══ Input records

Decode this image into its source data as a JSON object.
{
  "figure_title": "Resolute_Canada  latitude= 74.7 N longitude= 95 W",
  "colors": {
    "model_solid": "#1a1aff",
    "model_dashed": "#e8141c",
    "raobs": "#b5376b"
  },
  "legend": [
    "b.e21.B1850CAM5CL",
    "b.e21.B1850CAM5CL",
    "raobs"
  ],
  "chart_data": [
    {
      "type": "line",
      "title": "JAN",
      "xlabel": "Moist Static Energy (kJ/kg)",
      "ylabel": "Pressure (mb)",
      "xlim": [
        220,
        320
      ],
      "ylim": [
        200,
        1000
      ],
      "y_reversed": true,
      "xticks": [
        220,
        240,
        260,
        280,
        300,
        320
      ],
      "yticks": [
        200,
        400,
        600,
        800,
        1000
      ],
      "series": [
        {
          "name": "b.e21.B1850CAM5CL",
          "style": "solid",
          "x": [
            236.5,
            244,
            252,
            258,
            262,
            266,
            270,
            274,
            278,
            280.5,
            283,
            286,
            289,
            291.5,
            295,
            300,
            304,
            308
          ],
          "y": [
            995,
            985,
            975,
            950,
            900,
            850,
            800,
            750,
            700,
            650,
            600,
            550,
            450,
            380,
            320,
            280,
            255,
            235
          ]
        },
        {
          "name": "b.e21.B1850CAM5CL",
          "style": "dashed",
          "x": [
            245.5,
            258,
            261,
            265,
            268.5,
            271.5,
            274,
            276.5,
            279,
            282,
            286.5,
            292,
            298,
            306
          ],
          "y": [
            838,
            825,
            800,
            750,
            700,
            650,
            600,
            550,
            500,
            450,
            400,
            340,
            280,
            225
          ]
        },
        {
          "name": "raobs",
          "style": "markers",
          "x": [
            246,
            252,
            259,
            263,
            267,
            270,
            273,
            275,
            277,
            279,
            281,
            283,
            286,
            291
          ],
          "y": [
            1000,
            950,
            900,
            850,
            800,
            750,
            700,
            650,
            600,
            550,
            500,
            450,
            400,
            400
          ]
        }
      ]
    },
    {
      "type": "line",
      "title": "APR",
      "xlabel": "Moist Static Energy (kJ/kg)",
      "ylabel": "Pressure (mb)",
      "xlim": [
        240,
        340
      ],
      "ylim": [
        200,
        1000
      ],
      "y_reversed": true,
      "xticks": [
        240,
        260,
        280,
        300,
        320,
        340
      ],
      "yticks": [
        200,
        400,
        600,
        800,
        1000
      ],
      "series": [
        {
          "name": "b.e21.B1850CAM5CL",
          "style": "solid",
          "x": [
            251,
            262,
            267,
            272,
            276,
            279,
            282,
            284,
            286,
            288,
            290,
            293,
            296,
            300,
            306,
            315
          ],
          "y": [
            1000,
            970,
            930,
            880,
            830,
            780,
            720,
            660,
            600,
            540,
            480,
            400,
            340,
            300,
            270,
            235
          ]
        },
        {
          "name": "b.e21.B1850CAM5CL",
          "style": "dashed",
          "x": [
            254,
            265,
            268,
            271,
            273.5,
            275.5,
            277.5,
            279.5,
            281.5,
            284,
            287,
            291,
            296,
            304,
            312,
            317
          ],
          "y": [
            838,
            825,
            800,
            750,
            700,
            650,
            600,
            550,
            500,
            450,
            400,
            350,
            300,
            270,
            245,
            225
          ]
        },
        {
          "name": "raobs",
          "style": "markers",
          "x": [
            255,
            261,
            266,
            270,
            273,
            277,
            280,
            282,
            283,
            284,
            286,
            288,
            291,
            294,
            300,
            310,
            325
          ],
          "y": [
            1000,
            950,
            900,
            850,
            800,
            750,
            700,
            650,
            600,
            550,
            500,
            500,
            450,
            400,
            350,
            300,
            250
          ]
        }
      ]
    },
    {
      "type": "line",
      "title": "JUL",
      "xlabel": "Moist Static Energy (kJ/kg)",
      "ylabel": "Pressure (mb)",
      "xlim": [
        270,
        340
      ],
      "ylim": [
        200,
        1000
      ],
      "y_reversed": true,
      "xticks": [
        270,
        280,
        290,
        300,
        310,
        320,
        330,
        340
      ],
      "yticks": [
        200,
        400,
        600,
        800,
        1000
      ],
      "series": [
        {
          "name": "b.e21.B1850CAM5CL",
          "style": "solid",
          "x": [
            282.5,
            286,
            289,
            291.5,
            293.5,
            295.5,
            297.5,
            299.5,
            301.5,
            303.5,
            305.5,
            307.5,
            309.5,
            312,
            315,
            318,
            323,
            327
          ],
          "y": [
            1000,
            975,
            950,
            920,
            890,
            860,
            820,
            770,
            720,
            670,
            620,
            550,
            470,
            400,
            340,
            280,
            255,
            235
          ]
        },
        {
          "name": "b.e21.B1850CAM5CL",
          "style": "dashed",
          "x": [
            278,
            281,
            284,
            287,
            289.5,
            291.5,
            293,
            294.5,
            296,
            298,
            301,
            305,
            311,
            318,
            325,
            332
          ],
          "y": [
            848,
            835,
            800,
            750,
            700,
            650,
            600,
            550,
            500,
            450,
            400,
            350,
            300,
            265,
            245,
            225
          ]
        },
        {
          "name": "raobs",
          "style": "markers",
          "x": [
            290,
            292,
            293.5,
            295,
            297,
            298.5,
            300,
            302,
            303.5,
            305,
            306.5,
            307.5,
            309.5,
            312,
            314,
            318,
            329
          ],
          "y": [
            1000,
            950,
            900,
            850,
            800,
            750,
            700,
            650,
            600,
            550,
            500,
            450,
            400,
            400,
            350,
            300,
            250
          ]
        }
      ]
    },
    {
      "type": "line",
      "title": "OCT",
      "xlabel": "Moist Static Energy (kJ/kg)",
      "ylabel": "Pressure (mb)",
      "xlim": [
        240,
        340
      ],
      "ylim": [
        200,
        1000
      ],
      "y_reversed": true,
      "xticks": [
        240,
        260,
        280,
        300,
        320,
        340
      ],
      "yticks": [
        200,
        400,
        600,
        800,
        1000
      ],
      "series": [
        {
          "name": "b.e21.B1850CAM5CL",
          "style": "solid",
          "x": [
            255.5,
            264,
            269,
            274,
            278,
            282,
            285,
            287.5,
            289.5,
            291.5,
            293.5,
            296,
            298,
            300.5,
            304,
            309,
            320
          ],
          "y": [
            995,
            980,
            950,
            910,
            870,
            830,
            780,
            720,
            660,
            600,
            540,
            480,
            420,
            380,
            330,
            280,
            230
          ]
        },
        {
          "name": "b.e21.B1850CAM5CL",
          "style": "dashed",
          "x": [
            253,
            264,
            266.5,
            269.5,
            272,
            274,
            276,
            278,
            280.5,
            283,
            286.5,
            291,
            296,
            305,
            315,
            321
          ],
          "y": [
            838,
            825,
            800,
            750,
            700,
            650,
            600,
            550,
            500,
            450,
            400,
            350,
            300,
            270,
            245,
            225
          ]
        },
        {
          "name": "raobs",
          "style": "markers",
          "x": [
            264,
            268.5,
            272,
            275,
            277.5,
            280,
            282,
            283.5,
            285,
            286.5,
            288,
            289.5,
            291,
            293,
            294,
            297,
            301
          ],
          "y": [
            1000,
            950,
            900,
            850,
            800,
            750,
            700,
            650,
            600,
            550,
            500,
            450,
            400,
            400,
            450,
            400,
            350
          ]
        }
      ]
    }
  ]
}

════

- _The exercise_
Return the entries above exactly, each one complete.

- _Result_
Decode this image into its source data as a JSON object.
{
  "figure_title": "Resolute_Canada  latitude= 74.7 N longitude= 95 W",
  "colors": {
    "model_solid": "#1a1aff",
    "model_dashed": "#e8141c",
    "raobs": "#b5376b"
  },
  "legend": [
    "b.e21.B1850CAM5CL",
    "b.e21.B1850CAM5CL",
    "raobs"
  ],
  "chart_data": [
    {
      "type": "line",
      "title": "JAN",
      "xlabel": "Moist Static Energy (kJ/kg)",
      "ylabel": "Pressure (mb)",
      "xlim": [
        220,
        320
      ],
      "ylim": [
        200,
        1000
      ],
      "y_reversed": true,
      "xticks": [
        220,
        240,
        260,
        280,
        300,
        320
      ],
      "yticks": [
        200,
        400,
        600,
        800,
        1000
      ],
      "series": [
        {
          "name": "b.e21.B1850CAM5CL",
          "style": "solid",
          "x": [
            236.5,
            244,
            252,
            258,
            262,
            266,
            270,
            274,
            278,
            280.5,
            283,
            286,
            289,
            291.5,
            295,
            300,
            304,
            308
          ],
          "y": [
            995,
            985,
            975,
            950,
            900,
            850,
            800,
            750,
            700,
            650,
            600,
            550,
            450,
            380,
            320,
            280,
            255,
            235
          ]
        },
        {
          "name": "b.e21.B1850CAM5CL",
          "style": "dashed",
          "x": [
            245.5,
            258,
            261,
            265,
            268.5,
            271.5,
            274,
            276.5,
            279,
            282,
            286.5,
            292,
            298,
            306
          ],
          "y": [
            838,
            825,
            800,
            750,
            700,
            650,
            600,
            550,
            500,
            450,
            400,
            340,
            280,
            225
          ]
        },
        {
          "name": "raobs",
          "style": "markers",
          "x": [
            246,
            252,
            259,
            263,
            267,
            270,
            273,
            275,
            277,
            279,
            281,
            283,
            286,
            291
          ],
          "y": [
            1000,
            950,
            900,
            850,
            800,
            750,
            700,
            650,
            600,
            550,
            500,
            450,
            400,
            400
          ]
        }
      ]
    },
    {
      "type": "line",
      "title": "APR",
      "xlabel": "Moist Static Energy (kJ/kg)",
      "ylabel": "Pressure (mb)",
      "xlim": [
        240,
        340
      ],
      "ylim": [
        200,
        1000
      ],
      "y_reversed": true,
      "xticks": [
        240,
        260,
        280,
        300,
        320,
        340
      ],
      "yticks": [
        200,
        400,
        600,
        800,
        1000
      ],
      "series": [
        {
          "name": "b.e21.B1850CAM5CL",
          "style": "solid",
          "x": [
            251,
            262,
            267,
            272,
            276,
            279,
            282,
            284,
            286,
            288,
            290,
            293,
            296,
            300,
            306,
            315
          ],
          "y": [
            1000,
            970,
            930,
            880,
            830,
            780,
            720,
            660,
            600,
            540,
            480,
            400,
            340,
            300,
            270,
            235
          ]
        },
        {
          "name": "b.e21.B1850CAM5CL",
          "style": "dashed",
          "x": [
            254,
            265,
            268,
            271,
            273.5,
            275.5,
            277.5,
            279.5,
            281.5,
            284,
            287,
            291,
            296,
            304,
            312,
            317
          ],
          "y": [
            838,
            825,
            800,
            750,
            700,
            650,
            600,
            550,
            500,
            450,
            400,
            350,
            300,
            270,
            245,
            225
          ]
        },
        {
          "name": "raobs",
          "style": "markers",
          "x": [
            255,
            261,
            266,
            270,
            273,
            277,
            280,
            282,
            283,
            284,
            286,
            288,
            291,
            294,
            300,
            310,
            325
          ],
          "y": [
            1000,
            950,
            900,
            850,
            800,
            750,
            700,
            650,
            600,
            550,
            500,
            500,
            450,
            400,
            350,
            300,
            250
          ]
        }
      ]
    },
    {
      "type": "line",
      "title": "JUL",
      "xlabel": "Moist Static Energy (kJ/kg)",
      "ylabel": "Pressure (mb)",
      "xlim": [
        270,
        340
      ],
      "ylim": [
        200,
        1000
      ],
      "y_reversed": true,
      "xticks": [
        270,
        280,
        290,
        300,
        310,
        320,
        330,
        340
      ],
      "yticks": [
        200,
        400,
        600,
        800,
        1000
      ],
      "series": [
        {
          "name": "b.e21.B1850CAM5CL",
          "style": "solid",
          "x": [
            282.5,
            286,
            289,
            291.5,
            293.5,
            295.5,
            297.5,
            299.5,
            301.5,
            303.5,
            305.5,
            307.5,
            309.5,
            312,
            315,
            318,
            323,
            327
          ],
          "y": [
            1000,
            975,
            950,
            920,
            890,
            860,
            820,
            770,
            720,
            670,
            620,
            550,
            470,
            400,
            340,
            280,
            255,
            235
          ]
        },
        {
          "name": "b.e21.B1850CAM5CL",
          "style": "dashed",
          "x": [
            278,
            281,
            284,
            287,
            289.5,
            291.5,
            293,
            294.5,
            296,
            298,
            301,
            305,
            311,
            318,
            325,
            332
          ],
          "y": [
            848,
            835,
            800,
            750,
            700,
            650,
            600,
            550,
            500,
            450,
            400,
            350,
            300,
            265,
            245,
            225
          ]
        },
        {
          "name": "raobs",
          "style": "markers",
          "x": [
            290,
            292,
            293.5,
            295,
            297,
            298.5,
            300,
            302,
            303.5,
            305,
            306.5,
            307.5,
            309.5,
            312,
            314,
            318,
            329
          ],
          "y": [
            1000,
            950,
            900,
            850,
            800,
            750,
            700,
            650,
            600,
            550,
            500,
            450,
            400,
            400,
            350,
            300,
            250
          ]
        }
      ]
    },
    {
      "type": "line",
      "title": "OCT",
      "xlabel": "Moist Static Energy (kJ/kg)",
      "ylabel": "Pressure (mb)",
      "xlim": [
        240,
        340
      ],
      "ylim": [
        200,
        1000
      ],
      "y_reversed": true,
      "xticks": [
        240,
        260,
        280,
        300,
        320,
        340
      ],
      "yticks": [
        200,
        400,
        600,
        800,
        1000
      ],
      "series": [
        {
          "name": "b.e21.B1850CAM5CL",
          "style": "solid",
          "x": [
            255.5,
            264,
            269,
            274,
            278,
            282,
            285,
            287.5,
            289.5,
            291.5,
            293.5,
            296,
            298,
            300.5,
            304,
            309,
            320
          ],
          "y": [
            995,
            980,
            950,
            910,
            870,
            830,
            780,
            720,
            660,
            600,
            540,
            480,
            420,
            380,
            330,
            280,
            230
          ]
        },
        {
          "name": "b.e21.B1850CAM5CL",
          "style": "dashed",
          "x": [
            253,
            264,
            266.5,
            269.5,
            272,
            274,
            276,
            278,
            280.5,
            283,
            286.5,
            291,
            296,
            305,
            315,
            321
          ],
          "y": [
            838,
            825,
            800,
            750,
            700,
            650,
            600,
            550,
            500,
            450,
            400,
            350,
            300,
            270,
            245,
            225
          ]
        },
        {
          "name": "raobs",
          "style": "markers",
          "x": [
            264,
            268.5,
            272,
            275,
            277.5,
            280,
            282,
            283.5,
            285,
            286.5,
            288,
            289.5,
            291,
            293,
            294,
            297,
            301
          ],
          "y": [
            1000,
            950,
            900,
            850,
            800,
            750,
            700,
            650,
            600,
            550,
            500,
            450,
            400,
            400,
            450,
            400,
            350
          ]
        }
      ]
    }
  ]
}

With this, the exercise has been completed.